== Provided material ==

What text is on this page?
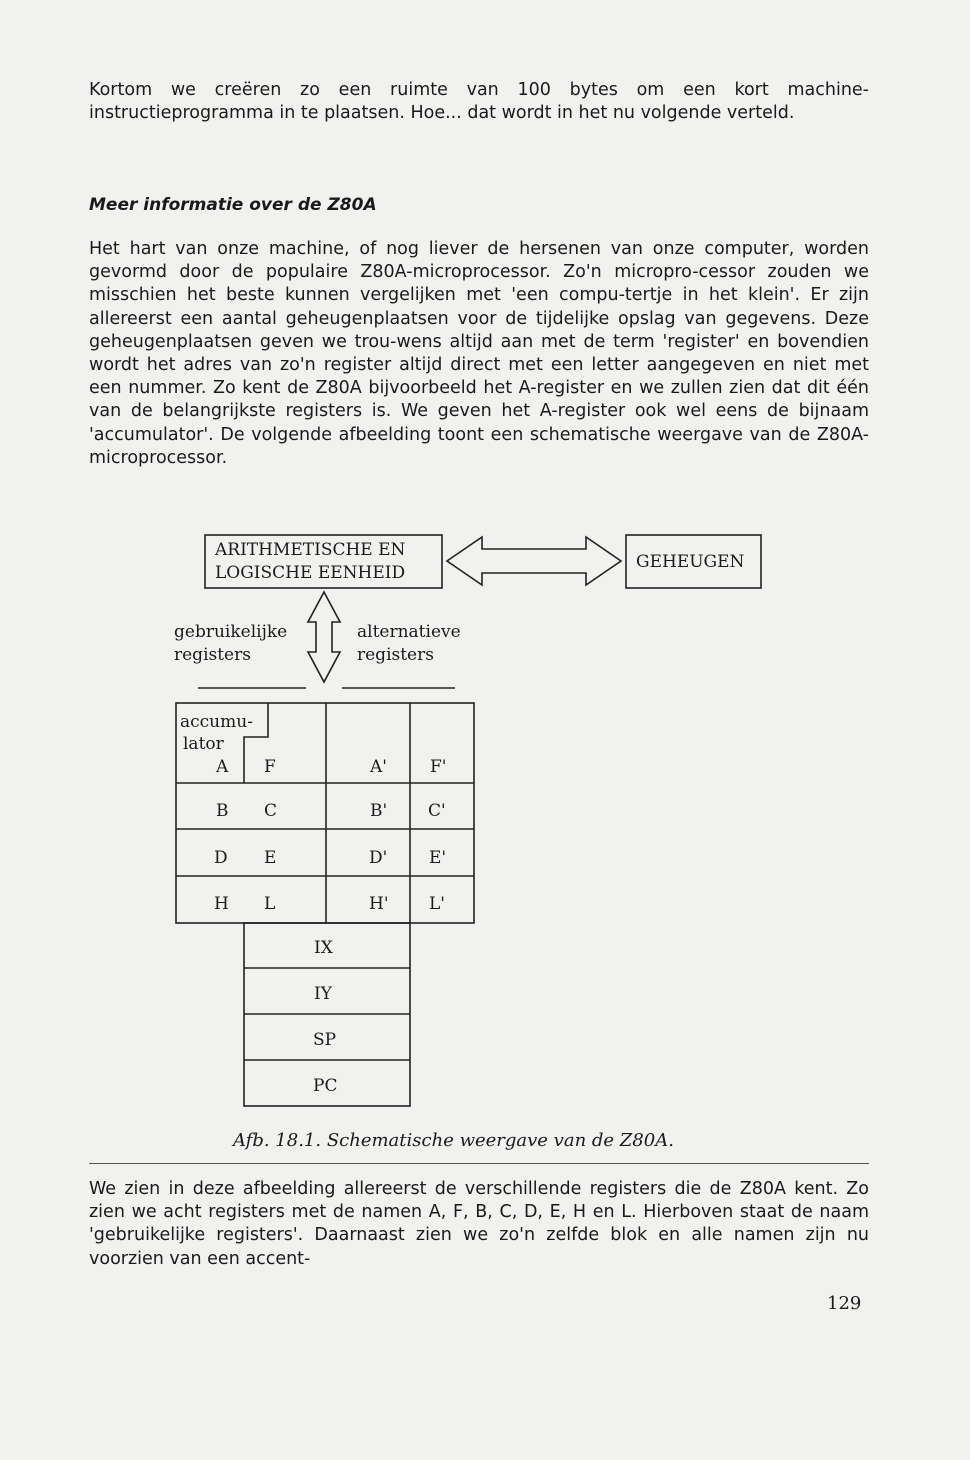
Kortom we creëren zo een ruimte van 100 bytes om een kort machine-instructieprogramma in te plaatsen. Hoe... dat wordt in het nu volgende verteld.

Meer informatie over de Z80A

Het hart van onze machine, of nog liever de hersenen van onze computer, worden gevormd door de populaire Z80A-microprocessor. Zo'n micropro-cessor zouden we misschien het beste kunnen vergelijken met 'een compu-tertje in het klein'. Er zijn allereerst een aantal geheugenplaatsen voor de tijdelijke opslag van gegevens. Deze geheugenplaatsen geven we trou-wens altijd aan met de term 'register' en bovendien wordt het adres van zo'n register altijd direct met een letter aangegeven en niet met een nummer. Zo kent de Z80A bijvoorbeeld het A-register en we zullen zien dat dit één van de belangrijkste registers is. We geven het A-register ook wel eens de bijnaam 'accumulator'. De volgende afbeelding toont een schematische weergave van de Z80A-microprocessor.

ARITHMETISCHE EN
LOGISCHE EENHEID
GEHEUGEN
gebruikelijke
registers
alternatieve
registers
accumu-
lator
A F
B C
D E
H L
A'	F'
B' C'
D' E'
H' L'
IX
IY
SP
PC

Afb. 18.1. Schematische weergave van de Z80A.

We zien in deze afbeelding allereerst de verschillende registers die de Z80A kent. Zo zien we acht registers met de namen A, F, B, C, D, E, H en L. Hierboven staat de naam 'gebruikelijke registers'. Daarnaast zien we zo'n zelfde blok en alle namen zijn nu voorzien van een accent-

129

== Directive ==
Report how many lines of the data contain the word "gebruikelijke", using the number alone.

== Right answer ==
2